Look through the data below. Pick out the lines holding the string "label".

══════════════════════════════

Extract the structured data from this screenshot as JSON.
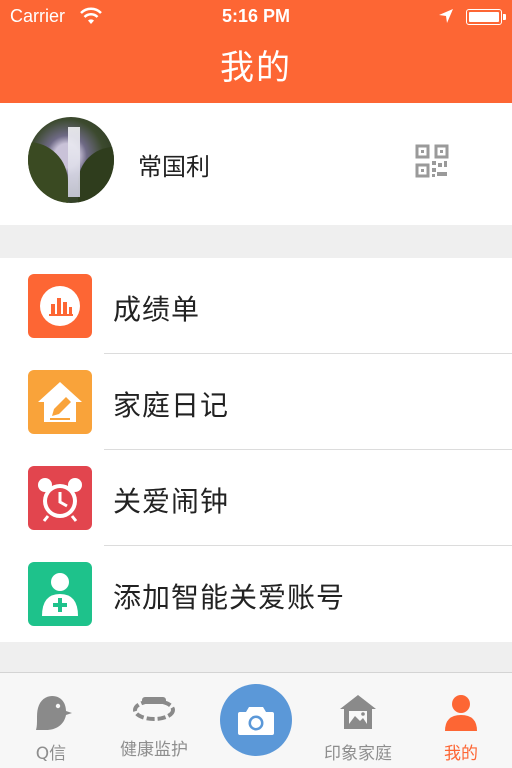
{
  "status_bar": {
    "carrier": "Carrier",
    "time": "5:16 PM"
  },
  "header": {
    "title": "我的",
    "color": "#fd6634"
  },
  "profile": {
    "username": "常国利",
    "avatar_icon": "avatar-photo",
    "qr_icon": "qr-code-icon"
  },
  "menu": {
    "items": [
      {
        "label": "成绩单",
        "icon": "report-chart-icon",
        "color": "#fd6634"
      },
      {
        "label": "家庭日记",
        "icon": "home-diary-icon",
        "color": "#f9a33a"
      },
      {
        "label": "关爱闹钟",
        "icon": "alarm-clock-icon",
        "color": "#e2454e"
      },
      {
        "label": "添加智能关爱账号",
        "icon": "add-account-icon",
        "color": "#1ec28b"
      }
    ]
  },
  "tabbar": {
    "tabs": [
      {
        "label": "Q信",
        "icon": "bird-chat-icon"
      },
      {
        "label": "健康监护",
        "icon": "wristband-icon"
      },
      {
        "label": "印象家庭",
        "icon": "family-photo-icon"
      },
      {
        "label": "我的",
        "icon": "person-icon",
        "active": true
      }
    ],
    "center_icon": "camera-icon",
    "center_color": "#5b98d8"
  }
}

══════════════════════════════

● **Response**
        "label": "成绩单",
        "label": "家庭日记",
        "label": "关爱闹钟",
        "label": "添加智能关爱账号",
        "label": "Q信",
        "label": "健康监护",
        "label": "印象家庭",
        "label": "我的",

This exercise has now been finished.